#### [Brief]
Below are the records. Gather each line that holds "looking".

(Saved entries)
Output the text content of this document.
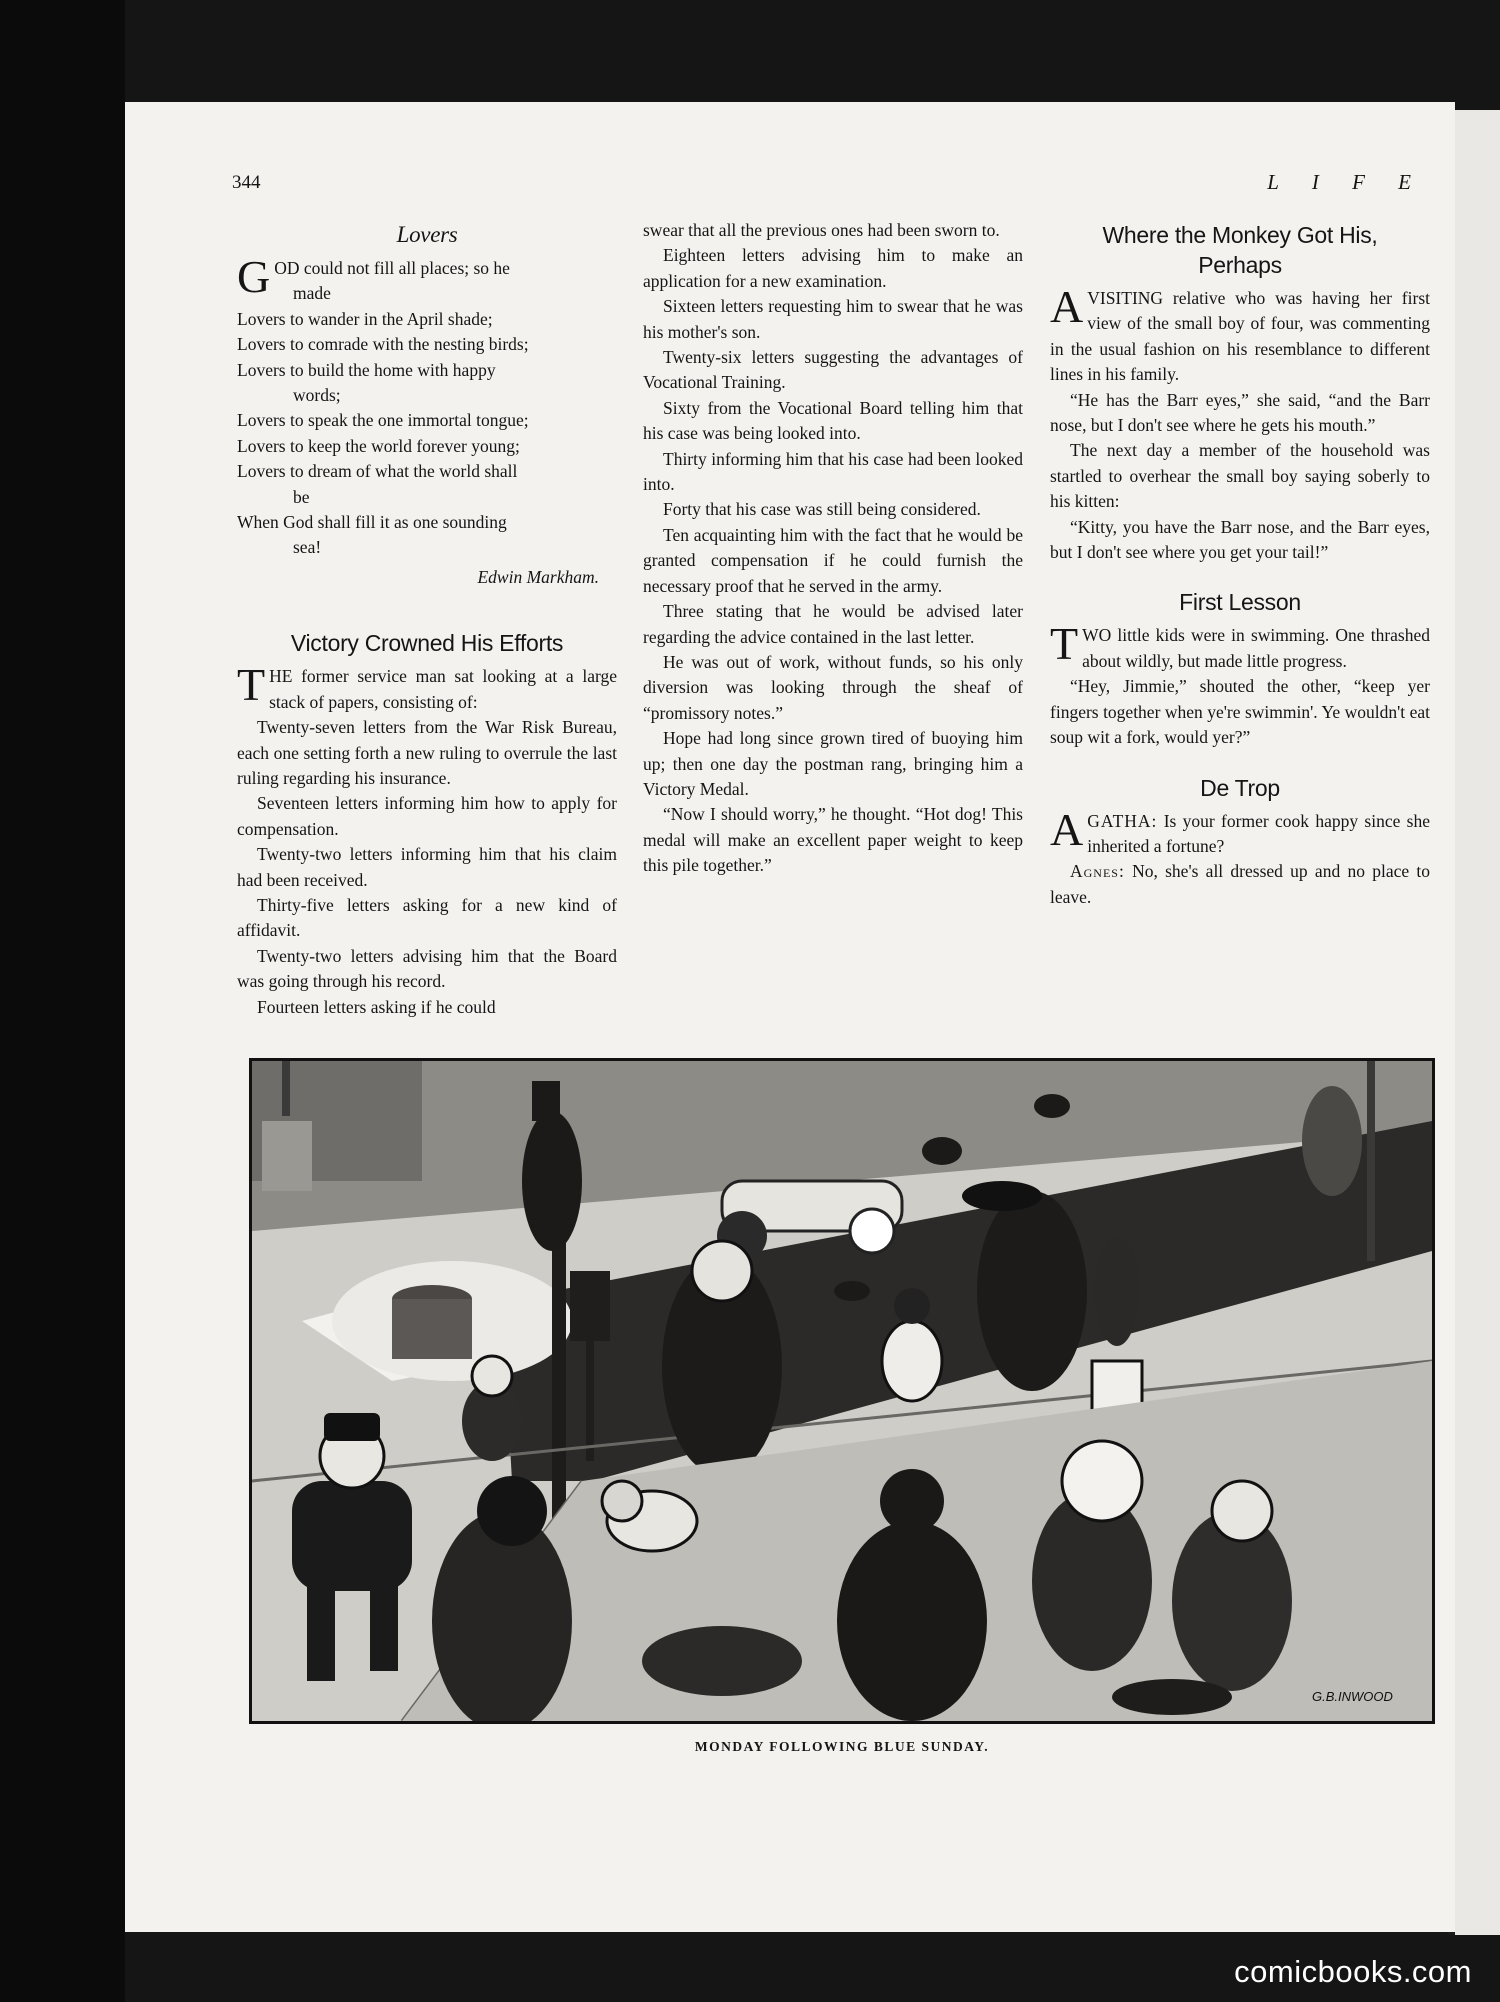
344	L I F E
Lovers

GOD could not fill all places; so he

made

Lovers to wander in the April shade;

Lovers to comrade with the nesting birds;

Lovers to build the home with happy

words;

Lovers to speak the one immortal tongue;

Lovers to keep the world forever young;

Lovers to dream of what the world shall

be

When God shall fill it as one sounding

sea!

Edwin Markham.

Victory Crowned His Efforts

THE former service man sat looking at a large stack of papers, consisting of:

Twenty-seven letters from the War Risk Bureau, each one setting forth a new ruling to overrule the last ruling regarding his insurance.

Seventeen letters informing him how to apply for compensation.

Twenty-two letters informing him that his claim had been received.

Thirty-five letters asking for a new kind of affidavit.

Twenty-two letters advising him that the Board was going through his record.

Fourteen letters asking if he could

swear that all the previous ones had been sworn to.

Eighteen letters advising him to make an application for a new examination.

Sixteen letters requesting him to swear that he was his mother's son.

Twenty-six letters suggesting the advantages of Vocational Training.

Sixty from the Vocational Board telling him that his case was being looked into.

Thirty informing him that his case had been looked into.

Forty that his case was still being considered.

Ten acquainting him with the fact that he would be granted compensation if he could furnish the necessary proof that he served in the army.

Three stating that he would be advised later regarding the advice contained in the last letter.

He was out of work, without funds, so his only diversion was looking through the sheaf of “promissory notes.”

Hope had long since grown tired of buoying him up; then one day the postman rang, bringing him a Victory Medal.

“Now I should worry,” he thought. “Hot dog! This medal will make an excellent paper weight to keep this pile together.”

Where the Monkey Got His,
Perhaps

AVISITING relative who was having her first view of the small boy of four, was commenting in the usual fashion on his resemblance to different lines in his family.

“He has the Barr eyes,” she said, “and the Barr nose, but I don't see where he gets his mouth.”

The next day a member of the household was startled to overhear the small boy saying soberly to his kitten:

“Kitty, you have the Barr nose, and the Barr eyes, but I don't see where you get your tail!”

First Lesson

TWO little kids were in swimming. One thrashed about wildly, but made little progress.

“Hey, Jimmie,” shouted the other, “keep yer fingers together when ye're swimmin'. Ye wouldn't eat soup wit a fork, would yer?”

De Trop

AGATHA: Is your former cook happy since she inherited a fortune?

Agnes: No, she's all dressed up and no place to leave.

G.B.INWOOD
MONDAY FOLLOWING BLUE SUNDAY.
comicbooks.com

#### [Solution for this exercise]
THE former service man sat looking at a large stack of papers, consisting of:
He was out of work, without funds, so his only diversion was looking through the sheaf of “promissory notes.”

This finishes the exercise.